* [INSTRUCTION]:
Scan the records for the string "Lubliniec"; copy each line where it occurs.

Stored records
▼

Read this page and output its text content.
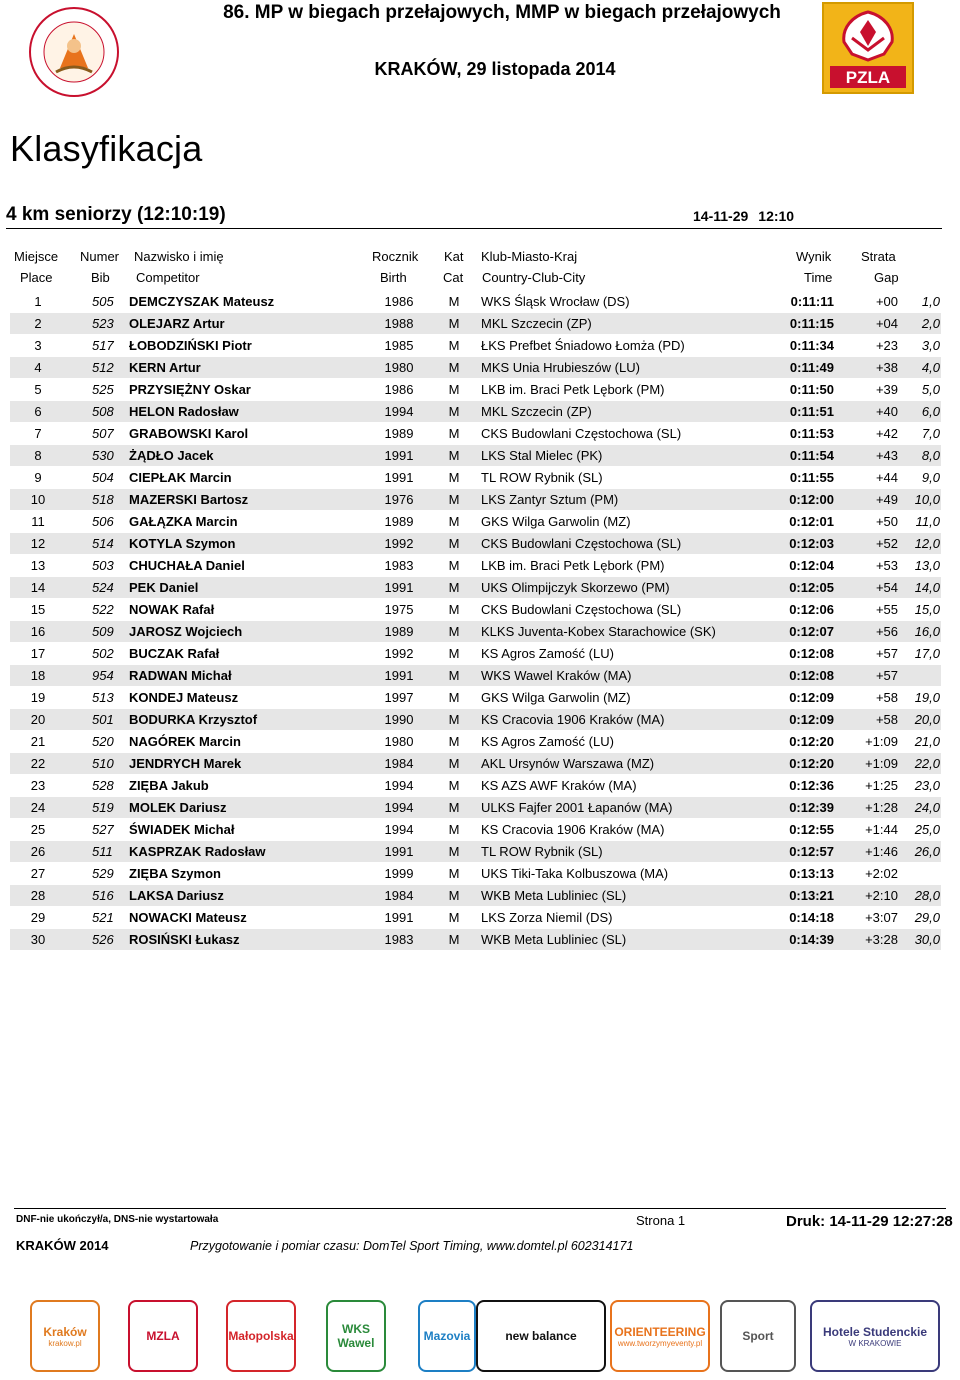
86. MP w biegach przełajowych, MMP w biegach przełajowych
KRAKÓW, 29 listopada 2014	PZLA
Klasyfikacja
4 km seniorzy (12:10:19)	14-11-29 12:10
Miejsce Numer Nazwisko i imię	Rocznik Kat Klub-Miasto-Kraj	Wynik Strata
Place	Bib Competitor	Birth	Cat Country-Club-City	Time	Gap
1	505 DEMCZYSZAK Mateusz	1986	M	WKS Śląsk Wrocław (DS)	0:11:11	+00	1,0
2	523 OLEJARZ Artur	1988	M	MKL Szczecin (ZP)	0:11:15	+04	2,0
3	517 ŁOBODZIŃSKI Piotr	1985	M	ŁKS Prefbet Śniadowo Łomża (PD)	0:11:34	+23	3,0
4	512 KERN Artur	1980	M	MKS Unia Hrubieszów (LU)	0:11:49	+38	4,0
5	525 PRZYSIĘŻNY Oskar	1986	M	LKB im. Braci Petk Lębork (PM)	0:11:50	+39	5,0
6	508 HELON Radosław	1994	M	MKL Szczecin (ZP)	0:11:51	+40	6,0
7	507 GRABOWSKI Karol	1989	M	CKS Budowlani Częstochowa (SL)	0:11:53	+42	7,0
8	530 ŻĄDŁO Jacek	1991	M	LKS Stal Mielec (PK)	0:11:54	+43	8,0
9	504 CIEPŁAK Marcin	1991	M	TL ROW Rybnik (SL)	0:11:55	+44	9,0
10	518 MAZERSKI Bartosz	1976	M	LKS Zantyr Sztum (PM)	0:12:00	+49	10,0
11	506 GAŁĄZKA Marcin	1989	M	GKS Wilga Garwolin (MZ)	0:12:01	+50	11,0
12	514 KOTYLA Szymon	1992	M	CKS Budowlani Częstochowa (SL)	0:12:03	+52	12,0
13	503 CHUCHAŁA Daniel	1983	M	LKB im. Braci Petk Lębork (PM)	0:12:04	+53	13,0
14	524 PEK Daniel	1991	M	UKS Olimpijczyk Skorzewo (PM)	0:12:05	+54	14,0
15	522 NOWAK Rafał	1975	M	CKS Budowlani Częstochowa (SL)	0:12:06	+55	15,0
16	509 JAROSZ Wojciech	1989	M	KLKS Juventa-Kobex Starachowice (SK)	0:12:07	+56	16,0
17	502 BUCZAK Rafał	1992	M	KS Agros Zamość (LU)	0:12:08	+57	17,0
18	954 RADWAN Michał	1991	M	WKS Wawel Kraków (MA)	0:12:08	+57
19	513 KONDEJ Mateusz	1997	M	GKS Wilga Garwolin (MZ)	0:12:09	+58	19,0
20	501 BODURKA Krzysztof	1990	M	KS Cracovia 1906 Kraków (MA)	0:12:09	+58	20,0
21	520 NAGÓREK Marcin	1980	M	KS Agros Zamość (LU)	0:12:20	+1:09	21,0
22	510 JENDRYCH Marek	1984	M	AKL Ursynów Warszawa (MZ)	0:12:20	+1:09	22,0
23	528 ZIĘBA Jakub	1994	M	KS AZS AWF Kraków (MA)	0:12:36	+1:25	23,0
24	519 MOLEK Dariusz	1994	M	ULKS Fajfer 2001 Łapanów (MA)	0:12:39	+1:28	24,0
25	527 ŚWIADEK Michał	1994	M	KS Cracovia 1906 Kraków (MA)	0:12:55	+1:44	25,0
26	511 KASPRZAK Radosław	1991	M	TL ROW Rybnik (SL)	0:12:57	+1:46	26,0
27	529 ZIĘBA Szymon	1999	M	UKS Tiki-Taka Kolbuszowa (MA)	0:13:13	+2:02
28	516 LAKSA Dariusz	1984	M	WKB Meta Lubliniec (SL)	0:13:21	+2:10	28,0
29	521 NOWACKI Mateusz	1991	M	LKS Zorza Niemil (DS)	0:14:18	+3:07	29,0
30	526 ROSIŃSKI Łukasz	1983	M	WKB Meta Lubliniec (SL)	0:14:39	+3:28	30,0
DNF-nie ukończył/a, DNS-nie wystartowała	Strona 1	Druk: 14-11-29 12:27:28
KRAKÓW 2014	Przygotowanie i pomiar czasu: DomTel Sport Timing, www.domtel.pl 602314171
Kraków
krakow.pl	MZLA	Małopolska	WKS Wawel	Mazovia	new balance	ORIENTEERING
www.tworzymyeventy.pl	Sport	Hotele Studenckie
W KRAKOWIE
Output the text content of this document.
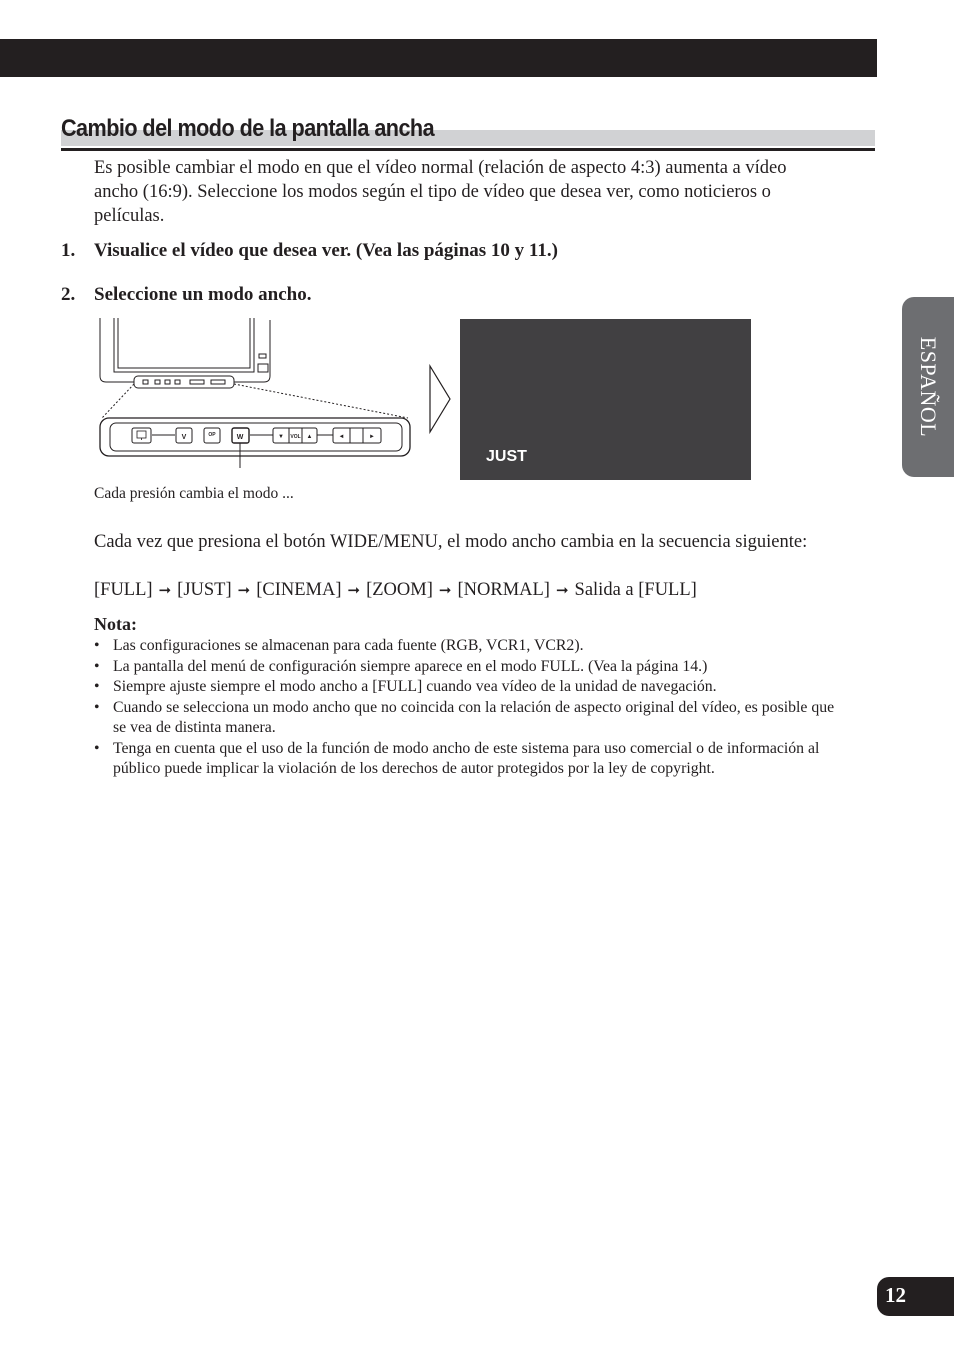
Cambio del modo de la pantalla ancha

Es posible cambiar el modo en que el vídeo normal (relación de aspecto 4:3) aumenta a vídeo ancho (16:9). Seleccione los modos según el tipo de vídeo que desea ver, como noticieros o películas.

1. Visualice el vídeo que desea ver. (Vea las páginas 10 y 11.)

2. Seleccione un modo ancho.

V	OP	W	▼ VOL ▲	◄	►
JUST
Cada presión cambia el modo ...

Cada vez que presiona el botón WIDE/MENU, el modo ancho cambia en la secuencia siguiente:

[FULL] ➞ [JUST] ➞ [CINEMA] ➞ [ZOOM] ➞ [NORMAL] ➞ Salida a [FULL]
Nota:
• Las configuraciones se almacenan para cada fuente (RGB, VCR1, VCR2).
• La pantalla del menú de configuración siempre aparece en el modo FULL. (Vea la página 14.)
• Siempre ajuste siempre el modo ancho a [FULL] cuando vea vídeo de la unidad de navegación.
• Cuando se selecciona un modo ancho que no coincida con la relación de aspecto original del vídeo, es posible que se vea de distinta manera.
• Tenga en cuenta que el uso de la función de modo ancho de este sistema para uso comercial o de información al público puede implicar la violación de los derechos de autor protegidos por la ley de copyright.
ESPAÑOL
12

▲

* [RESPONSE TO THIS EXERCISE]:
28	516 LAKSA Dariusz	1984	M	WKB Meta Lubliniec (SL)	0:13:21	+2:10	28,0
30	526 ROSIŃSKI Łukasz	1983	M	WKB Meta Lubliniec (SL)	0:14:39	+3:28	30,0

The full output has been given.